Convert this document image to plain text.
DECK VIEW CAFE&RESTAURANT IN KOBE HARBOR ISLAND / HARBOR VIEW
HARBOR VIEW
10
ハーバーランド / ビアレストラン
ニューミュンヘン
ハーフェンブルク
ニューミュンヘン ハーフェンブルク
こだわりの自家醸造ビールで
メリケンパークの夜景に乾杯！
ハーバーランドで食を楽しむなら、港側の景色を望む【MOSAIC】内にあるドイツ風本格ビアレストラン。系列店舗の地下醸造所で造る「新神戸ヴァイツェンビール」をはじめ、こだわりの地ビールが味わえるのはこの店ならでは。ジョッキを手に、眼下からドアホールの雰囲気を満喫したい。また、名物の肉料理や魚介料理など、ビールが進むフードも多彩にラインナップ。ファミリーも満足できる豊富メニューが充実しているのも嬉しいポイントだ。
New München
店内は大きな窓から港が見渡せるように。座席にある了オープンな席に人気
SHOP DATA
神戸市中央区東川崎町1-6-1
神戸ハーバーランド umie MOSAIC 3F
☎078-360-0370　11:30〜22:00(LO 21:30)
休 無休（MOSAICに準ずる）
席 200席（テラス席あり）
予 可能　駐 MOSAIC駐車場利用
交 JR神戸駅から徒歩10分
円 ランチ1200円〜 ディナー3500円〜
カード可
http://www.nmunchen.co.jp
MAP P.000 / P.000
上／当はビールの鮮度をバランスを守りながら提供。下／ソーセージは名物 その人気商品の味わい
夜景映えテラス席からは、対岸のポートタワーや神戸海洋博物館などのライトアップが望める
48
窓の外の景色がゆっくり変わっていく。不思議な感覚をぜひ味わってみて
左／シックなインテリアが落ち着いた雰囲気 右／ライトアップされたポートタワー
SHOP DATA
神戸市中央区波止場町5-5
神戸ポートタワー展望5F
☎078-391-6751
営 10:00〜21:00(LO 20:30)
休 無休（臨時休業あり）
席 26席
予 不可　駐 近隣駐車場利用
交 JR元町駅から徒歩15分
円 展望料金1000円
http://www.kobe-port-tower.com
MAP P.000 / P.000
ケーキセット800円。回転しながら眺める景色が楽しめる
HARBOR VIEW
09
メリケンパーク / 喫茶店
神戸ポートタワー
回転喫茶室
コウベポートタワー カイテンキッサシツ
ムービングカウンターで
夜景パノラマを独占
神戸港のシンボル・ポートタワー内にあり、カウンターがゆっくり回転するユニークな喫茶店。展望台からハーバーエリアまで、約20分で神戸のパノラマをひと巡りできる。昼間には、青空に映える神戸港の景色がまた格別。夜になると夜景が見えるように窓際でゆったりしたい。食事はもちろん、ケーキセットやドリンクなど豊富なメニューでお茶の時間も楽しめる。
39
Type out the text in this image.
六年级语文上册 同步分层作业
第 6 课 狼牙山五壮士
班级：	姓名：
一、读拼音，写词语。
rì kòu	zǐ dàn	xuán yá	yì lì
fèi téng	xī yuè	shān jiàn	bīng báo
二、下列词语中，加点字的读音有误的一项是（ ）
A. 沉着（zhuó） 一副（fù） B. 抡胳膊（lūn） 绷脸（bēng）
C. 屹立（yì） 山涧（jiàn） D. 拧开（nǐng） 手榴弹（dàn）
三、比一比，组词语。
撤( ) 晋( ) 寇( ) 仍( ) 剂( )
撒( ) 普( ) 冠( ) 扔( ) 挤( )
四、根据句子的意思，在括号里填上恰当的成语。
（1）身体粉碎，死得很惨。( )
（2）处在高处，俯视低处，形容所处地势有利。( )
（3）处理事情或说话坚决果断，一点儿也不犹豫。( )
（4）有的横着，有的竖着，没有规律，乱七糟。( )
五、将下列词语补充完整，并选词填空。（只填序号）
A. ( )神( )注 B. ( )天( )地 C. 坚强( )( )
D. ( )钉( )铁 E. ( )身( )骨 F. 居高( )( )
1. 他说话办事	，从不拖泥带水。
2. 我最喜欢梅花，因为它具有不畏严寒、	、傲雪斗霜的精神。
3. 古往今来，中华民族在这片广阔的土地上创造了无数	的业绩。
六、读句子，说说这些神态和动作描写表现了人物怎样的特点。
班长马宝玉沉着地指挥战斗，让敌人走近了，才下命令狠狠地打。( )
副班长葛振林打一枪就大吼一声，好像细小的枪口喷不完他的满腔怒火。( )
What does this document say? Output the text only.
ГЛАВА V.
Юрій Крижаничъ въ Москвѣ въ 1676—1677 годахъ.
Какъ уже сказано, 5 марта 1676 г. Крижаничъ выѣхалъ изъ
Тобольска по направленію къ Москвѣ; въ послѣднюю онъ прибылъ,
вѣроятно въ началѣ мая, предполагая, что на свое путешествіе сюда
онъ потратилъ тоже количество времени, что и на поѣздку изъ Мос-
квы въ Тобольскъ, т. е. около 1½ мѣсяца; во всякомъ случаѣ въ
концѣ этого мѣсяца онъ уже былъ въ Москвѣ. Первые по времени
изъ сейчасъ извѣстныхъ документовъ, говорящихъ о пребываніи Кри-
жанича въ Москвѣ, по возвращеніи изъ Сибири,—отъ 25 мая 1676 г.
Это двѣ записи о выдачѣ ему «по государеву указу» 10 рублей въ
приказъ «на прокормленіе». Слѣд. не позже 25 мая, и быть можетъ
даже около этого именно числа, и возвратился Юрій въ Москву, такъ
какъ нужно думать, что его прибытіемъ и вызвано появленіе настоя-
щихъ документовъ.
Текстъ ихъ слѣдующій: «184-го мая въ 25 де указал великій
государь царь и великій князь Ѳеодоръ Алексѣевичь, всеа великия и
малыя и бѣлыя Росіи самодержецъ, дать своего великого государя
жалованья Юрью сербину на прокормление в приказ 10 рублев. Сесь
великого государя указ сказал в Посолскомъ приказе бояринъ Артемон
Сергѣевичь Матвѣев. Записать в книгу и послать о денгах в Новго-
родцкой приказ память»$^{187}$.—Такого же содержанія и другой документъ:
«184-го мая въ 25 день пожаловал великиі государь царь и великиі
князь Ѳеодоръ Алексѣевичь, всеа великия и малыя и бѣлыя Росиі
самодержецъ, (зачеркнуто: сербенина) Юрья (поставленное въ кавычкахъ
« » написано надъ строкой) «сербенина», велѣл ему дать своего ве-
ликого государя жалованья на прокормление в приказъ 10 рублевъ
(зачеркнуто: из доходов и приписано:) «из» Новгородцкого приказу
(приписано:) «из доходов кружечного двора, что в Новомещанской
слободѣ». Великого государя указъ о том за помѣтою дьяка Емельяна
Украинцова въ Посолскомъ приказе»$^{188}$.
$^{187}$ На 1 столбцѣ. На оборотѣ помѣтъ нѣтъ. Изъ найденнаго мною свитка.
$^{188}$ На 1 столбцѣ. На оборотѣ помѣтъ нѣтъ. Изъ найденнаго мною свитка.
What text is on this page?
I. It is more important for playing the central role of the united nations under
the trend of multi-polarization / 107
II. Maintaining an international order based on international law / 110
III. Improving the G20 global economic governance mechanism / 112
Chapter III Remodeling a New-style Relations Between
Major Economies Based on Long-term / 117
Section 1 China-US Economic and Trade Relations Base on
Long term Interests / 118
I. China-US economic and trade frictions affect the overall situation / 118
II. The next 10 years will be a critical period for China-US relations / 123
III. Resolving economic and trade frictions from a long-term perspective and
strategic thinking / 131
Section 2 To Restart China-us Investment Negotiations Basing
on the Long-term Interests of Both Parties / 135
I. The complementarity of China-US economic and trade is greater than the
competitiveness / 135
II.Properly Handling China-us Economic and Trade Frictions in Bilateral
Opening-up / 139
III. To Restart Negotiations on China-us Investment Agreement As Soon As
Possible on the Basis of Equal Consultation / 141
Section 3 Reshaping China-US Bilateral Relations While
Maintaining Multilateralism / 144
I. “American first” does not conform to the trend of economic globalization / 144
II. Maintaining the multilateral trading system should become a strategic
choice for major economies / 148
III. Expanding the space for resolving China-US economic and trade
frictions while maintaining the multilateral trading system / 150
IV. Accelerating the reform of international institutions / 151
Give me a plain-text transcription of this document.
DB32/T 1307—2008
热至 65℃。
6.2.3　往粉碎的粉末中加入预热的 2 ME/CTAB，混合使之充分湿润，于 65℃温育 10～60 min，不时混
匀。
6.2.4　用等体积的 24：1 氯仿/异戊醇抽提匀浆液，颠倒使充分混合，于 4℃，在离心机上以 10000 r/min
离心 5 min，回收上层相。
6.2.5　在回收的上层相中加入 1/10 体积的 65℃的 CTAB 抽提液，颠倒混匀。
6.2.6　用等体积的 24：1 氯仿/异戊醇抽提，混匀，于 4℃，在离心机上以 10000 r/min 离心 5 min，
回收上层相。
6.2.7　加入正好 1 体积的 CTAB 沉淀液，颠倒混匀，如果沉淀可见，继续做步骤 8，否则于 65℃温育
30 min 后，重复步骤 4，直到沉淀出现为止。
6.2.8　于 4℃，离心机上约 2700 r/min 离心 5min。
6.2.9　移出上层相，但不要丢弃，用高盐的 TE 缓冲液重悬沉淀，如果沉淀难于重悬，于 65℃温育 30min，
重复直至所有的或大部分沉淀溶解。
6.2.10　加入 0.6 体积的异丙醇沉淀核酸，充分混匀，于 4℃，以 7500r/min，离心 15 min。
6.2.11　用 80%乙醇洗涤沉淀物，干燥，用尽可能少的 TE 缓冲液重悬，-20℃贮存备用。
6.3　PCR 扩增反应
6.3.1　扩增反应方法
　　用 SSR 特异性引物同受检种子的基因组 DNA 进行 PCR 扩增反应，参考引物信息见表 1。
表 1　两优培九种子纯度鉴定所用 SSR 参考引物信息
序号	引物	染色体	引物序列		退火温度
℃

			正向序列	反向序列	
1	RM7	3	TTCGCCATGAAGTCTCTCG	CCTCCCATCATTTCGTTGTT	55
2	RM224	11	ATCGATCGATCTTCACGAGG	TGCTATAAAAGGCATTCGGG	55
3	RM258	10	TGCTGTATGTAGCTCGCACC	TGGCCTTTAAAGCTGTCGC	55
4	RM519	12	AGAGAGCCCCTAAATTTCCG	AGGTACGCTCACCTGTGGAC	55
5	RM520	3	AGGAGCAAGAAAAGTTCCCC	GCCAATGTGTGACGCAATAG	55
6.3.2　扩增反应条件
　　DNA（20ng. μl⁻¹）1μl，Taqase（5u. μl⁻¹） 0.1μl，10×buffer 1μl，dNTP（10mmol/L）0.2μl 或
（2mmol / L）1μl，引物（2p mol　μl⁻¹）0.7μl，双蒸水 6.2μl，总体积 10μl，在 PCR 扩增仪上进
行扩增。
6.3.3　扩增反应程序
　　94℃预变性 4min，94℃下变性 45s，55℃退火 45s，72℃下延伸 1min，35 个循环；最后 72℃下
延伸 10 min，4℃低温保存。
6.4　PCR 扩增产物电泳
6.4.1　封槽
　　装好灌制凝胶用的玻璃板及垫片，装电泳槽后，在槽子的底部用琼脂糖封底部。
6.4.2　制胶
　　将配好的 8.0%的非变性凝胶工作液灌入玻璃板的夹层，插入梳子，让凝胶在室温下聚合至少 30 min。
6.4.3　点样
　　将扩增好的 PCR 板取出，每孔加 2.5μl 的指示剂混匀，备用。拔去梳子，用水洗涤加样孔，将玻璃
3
++++++++
From the data above, gather every line that includes the word "самодержецъ".

малыя и бѣлыя Росіи самодержецъ, дать своего великого государя
самодержецъ, (зачеркнуто: сербенина) Юрья (поставленное въ кавычкахъ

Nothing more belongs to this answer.